A block of data:
----------------------------------------

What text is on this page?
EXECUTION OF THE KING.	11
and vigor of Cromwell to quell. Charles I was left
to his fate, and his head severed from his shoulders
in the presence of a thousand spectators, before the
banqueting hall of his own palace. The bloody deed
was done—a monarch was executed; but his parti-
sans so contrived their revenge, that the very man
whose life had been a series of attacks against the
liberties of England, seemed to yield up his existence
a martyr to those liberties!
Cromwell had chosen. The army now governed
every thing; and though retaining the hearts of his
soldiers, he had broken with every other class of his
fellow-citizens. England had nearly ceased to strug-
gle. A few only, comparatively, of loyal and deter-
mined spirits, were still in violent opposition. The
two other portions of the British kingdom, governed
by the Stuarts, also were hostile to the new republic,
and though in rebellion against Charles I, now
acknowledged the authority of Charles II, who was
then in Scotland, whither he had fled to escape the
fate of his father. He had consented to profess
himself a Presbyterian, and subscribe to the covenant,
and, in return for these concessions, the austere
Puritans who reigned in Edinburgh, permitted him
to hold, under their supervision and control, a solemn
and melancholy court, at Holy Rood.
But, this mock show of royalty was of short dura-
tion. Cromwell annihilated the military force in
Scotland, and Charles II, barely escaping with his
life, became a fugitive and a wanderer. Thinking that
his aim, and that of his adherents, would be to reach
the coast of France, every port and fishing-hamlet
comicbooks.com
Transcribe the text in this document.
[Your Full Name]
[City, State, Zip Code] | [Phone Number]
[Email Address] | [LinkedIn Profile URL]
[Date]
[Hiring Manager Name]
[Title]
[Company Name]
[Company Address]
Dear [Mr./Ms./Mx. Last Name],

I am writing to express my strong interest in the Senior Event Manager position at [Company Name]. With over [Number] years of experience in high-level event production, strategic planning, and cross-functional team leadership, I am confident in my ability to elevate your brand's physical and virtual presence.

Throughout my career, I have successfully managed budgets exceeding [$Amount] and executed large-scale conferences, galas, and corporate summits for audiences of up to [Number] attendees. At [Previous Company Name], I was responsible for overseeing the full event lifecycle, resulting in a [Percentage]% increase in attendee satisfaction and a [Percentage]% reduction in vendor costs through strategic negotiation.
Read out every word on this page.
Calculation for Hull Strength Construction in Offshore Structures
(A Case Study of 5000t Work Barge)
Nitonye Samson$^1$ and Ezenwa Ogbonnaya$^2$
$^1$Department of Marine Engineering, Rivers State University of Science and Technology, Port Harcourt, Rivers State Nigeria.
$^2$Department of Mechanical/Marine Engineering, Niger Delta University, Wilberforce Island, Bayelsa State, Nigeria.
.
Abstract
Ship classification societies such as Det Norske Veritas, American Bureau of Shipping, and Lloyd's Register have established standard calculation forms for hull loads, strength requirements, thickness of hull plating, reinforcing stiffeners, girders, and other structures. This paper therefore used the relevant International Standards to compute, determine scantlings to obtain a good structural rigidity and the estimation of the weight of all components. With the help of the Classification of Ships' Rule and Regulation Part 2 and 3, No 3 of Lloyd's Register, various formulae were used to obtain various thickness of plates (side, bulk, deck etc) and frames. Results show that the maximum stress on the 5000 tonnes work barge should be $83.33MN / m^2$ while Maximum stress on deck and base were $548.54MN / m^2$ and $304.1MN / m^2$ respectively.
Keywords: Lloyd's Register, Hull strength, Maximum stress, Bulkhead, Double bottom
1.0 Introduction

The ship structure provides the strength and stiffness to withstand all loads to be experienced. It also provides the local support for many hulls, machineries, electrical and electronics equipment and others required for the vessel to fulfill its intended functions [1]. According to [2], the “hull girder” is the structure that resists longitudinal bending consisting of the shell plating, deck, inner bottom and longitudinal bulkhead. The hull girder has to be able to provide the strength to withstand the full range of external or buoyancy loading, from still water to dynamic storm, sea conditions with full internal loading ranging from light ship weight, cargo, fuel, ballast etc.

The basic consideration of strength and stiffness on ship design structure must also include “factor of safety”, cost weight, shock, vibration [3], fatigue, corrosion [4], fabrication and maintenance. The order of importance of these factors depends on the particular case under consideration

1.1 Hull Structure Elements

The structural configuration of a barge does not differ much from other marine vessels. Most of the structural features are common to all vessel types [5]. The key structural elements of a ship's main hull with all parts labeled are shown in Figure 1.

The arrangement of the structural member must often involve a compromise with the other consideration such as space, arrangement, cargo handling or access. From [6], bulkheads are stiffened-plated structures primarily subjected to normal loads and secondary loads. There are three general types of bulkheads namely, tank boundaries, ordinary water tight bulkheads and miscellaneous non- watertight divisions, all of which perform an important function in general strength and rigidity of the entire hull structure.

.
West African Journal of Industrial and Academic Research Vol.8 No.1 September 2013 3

----------------------------------------

Count every line in the listing above that holds "though", then report only the count.

▶ SOLUTION TO THE EXERCISE: 2